Task brief – Repeat the material below exactly, line for line.
== Records provided
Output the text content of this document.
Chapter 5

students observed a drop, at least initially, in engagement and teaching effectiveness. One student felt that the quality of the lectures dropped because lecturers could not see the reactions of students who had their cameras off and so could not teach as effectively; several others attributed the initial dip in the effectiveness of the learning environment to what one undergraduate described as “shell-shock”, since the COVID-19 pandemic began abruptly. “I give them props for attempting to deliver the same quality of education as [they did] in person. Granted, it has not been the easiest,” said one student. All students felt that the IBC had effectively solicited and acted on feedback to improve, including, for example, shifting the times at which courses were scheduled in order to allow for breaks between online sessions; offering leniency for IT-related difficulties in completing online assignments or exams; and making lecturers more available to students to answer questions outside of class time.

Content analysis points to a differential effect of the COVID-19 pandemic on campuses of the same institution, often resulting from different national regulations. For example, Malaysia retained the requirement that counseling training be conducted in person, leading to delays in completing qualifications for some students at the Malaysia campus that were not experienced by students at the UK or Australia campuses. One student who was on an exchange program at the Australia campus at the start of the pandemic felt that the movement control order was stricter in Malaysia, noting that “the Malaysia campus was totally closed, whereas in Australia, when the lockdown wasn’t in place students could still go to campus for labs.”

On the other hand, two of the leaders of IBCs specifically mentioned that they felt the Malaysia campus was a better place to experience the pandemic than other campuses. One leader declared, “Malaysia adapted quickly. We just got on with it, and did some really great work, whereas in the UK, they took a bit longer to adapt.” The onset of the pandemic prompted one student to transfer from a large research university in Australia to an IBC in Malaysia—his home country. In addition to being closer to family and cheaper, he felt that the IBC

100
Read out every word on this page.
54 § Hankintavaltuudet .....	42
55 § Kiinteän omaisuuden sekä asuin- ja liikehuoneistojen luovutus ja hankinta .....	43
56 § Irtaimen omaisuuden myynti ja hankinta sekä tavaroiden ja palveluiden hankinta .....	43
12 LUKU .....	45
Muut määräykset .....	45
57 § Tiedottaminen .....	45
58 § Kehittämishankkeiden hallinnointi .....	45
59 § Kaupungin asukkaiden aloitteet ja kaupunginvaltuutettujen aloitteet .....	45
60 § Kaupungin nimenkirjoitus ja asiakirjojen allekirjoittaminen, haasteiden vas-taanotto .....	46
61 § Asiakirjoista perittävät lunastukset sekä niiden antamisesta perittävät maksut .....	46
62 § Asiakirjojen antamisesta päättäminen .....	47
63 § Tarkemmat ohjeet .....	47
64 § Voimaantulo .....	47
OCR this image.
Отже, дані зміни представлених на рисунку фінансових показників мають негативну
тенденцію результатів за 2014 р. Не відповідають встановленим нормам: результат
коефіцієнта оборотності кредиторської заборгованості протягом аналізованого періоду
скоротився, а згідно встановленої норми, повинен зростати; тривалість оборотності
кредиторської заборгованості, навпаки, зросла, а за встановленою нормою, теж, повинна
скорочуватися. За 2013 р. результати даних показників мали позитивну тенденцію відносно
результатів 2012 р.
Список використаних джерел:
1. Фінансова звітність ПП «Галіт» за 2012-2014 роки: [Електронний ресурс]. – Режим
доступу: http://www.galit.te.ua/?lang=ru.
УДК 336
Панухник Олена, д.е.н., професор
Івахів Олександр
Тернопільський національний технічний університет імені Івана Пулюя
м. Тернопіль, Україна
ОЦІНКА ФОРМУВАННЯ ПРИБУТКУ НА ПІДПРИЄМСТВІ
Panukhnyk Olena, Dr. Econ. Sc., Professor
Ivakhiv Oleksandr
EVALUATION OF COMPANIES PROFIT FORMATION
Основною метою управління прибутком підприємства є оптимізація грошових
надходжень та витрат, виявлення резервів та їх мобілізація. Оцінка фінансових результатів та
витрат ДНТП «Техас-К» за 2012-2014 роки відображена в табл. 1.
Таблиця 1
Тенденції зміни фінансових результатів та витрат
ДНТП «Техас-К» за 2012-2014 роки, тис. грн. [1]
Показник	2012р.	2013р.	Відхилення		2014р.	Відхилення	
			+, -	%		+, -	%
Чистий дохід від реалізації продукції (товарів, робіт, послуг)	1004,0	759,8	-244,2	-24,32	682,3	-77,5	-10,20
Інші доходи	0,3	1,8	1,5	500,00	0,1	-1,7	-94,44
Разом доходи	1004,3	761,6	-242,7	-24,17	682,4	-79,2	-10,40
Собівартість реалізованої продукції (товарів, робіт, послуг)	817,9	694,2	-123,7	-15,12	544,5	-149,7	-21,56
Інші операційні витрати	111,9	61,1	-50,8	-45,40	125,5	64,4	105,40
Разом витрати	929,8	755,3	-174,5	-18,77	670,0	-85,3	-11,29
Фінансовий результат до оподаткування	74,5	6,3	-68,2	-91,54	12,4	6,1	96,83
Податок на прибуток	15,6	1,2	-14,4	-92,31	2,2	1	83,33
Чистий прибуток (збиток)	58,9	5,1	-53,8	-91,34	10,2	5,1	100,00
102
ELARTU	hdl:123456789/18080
====
Solution below –
Output the text content of this document.
Chapter 5

students observed a drop, at least initially, in engagement and teaching effectiveness. One student felt that the quality of the lectures dropped because lecturers could not see the reactions of students who had their cameras off and so could not teach as effectively; several others attributed the initial dip in the effectiveness of the learning environment to what one undergraduate described as “shell-shock”, since the COVID-19 pandemic began abruptly. “I give them props for attempting to deliver the same quality of education as [they did] in person. Granted, it has not been the easiest,” said one student. All students felt that the IBC had effectively solicited and acted on feedback to improve, including, for example, shifting the times at which courses were scheduled in order to allow for breaks between online sessions; offering leniency for IT-related difficulties in completing online assignments or exams; and making lecturers more available to students to answer questions outside of class time.

Content analysis points to a differential effect of the COVID-19 pandemic on campuses of the same institution, often resulting from different national regulations. For example, Malaysia retained the requirement that counseling training be conducted in person, leading to delays in completing qualifications for some students at the Malaysia campus that were not experienced by students at the UK or Australia campuses. One student who was on an exchange program at the Australia campus at the start of the pandemic felt that the movement control order was stricter in Malaysia, noting that “the Malaysia campus was totally closed, whereas in Australia, when the lockdown wasn’t in place students could still go to campus for labs.”

On the other hand, two of the leaders of IBCs specifically mentioned that they felt the Malaysia campus was a better place to experience the pandemic than other campuses. One leader declared, “Malaysia adapted quickly. We just got on with it, and did some really great work, whereas in the UK, they took a bit longer to adapt.” The onset of the pandemic prompted one student to transfer from a large research university in Australia to an IBC in Malaysia—his home country. In addition to being closer to family and cheaper, he felt that the IBC

100
Read out every word on this page.
54 § Hankintavaltuudet .....	42
55 § Kiinteän omaisuuden sekä asuin- ja liikehuoneistojen luovutus ja hankinta .....	43
56 § Irtaimen omaisuuden myynti ja hankinta sekä tavaroiden ja palveluiden hankinta .....	43
12 LUKU .....	45
Muut määräykset .....	45
57 § Tiedottaminen .....	45
58 § Kehittämishankkeiden hallinnointi .....	45
59 § Kaupungin asukkaiden aloitteet ja kaupunginvaltuutettujen aloitteet .....	45
60 § Kaupungin nimenkirjoitus ja asiakirjojen allekirjoittaminen, haasteiden vas-taanotto .....	46
61 § Asiakirjoista perittävät lunastukset sekä niiden antamisesta perittävät maksut .....	46
62 § Asiakirjojen antamisesta päättäminen .....	47
63 § Tarkemmat ohjeet .....	47
64 § Voimaantulo .....	47
OCR this image.
Отже, дані зміни представлених на рисунку фінансових показників мають негативну
тенденцію результатів за 2014 р. Не відповідають встановленим нормам: результат
коефіцієнта оборотності кредиторської заборгованості протягом аналізованого періоду
скоротився, а згідно встановленої норми, повинен зростати; тривалість оборотності
кредиторської заборгованості, навпаки, зросла, а за встановленою нормою, теж, повинна
скорочуватися. За 2013 р. результати даних показників мали позитивну тенденцію відносно
результатів 2012 р.
Список використаних джерел:
1. Фінансова звітність ПП «Галіт» за 2012-2014 роки: [Електронний ресурс]. – Режим
доступу: http://www.galit.te.ua/?lang=ru.
УДК 336
Панухник Олена, д.е.н., професор
Івахів Олександр
Тернопільський національний технічний університет імені Івана Пулюя
м. Тернопіль, Україна
ОЦІНКА ФОРМУВАННЯ ПРИБУТКУ НА ПІДПРИЄМСТВІ
Panukhnyk Olena, Dr. Econ. Sc., Professor
Ivakhiv Oleksandr
EVALUATION OF COMPANIES PROFIT FORMATION
Основною метою управління прибутком підприємства є оптимізація грошових
надходжень та витрат, виявлення резервів та їх мобілізація. Оцінка фінансових результатів та
витрат ДНТП «Техас-К» за 2012-2014 роки відображена в табл. 1.
Таблиця 1
Тенденції зміни фінансових результатів та витрат
ДНТП «Техас-К» за 2012-2014 роки, тис. грн. [1]
Показник	2012р.	2013р.	Відхилення		2014р.	Відхилення	
			+, -	%		+, -	%
Чистий дохід від реалізації продукції (товарів, робіт, послуг)	1004,0	759,8	-244,2	-24,32	682,3	-77,5	-10,20
Інші доходи	0,3	1,8	1,5	500,00	0,1	-1,7	-94,44
Разом доходи	1004,3	761,6	-242,7	-24,17	682,4	-79,2	-10,40
Собівартість реалізованої продукції (товарів, робіт, послуг)	817,9	694,2	-123,7	-15,12	544,5	-149,7	-21,56
Інші операційні витрати	111,9	61,1	-50,8	-45,40	125,5	64,4	105,40
Разом витрати	929,8	755,3	-174,5	-18,77	670,0	-85,3	-11,29
Фінансовий результат до оподаткування	74,5	6,3	-68,2	-91,54	12,4	6,1	96,83
Податок на прибуток	15,6	1,2	-14,4	-92,31	2,2	1	83,33
Чистий прибуток (збиток)	58,9	5,1	-53,8	-91,34	10,2	5,1	100,00
102
ELARTU	hdl:123456789/18080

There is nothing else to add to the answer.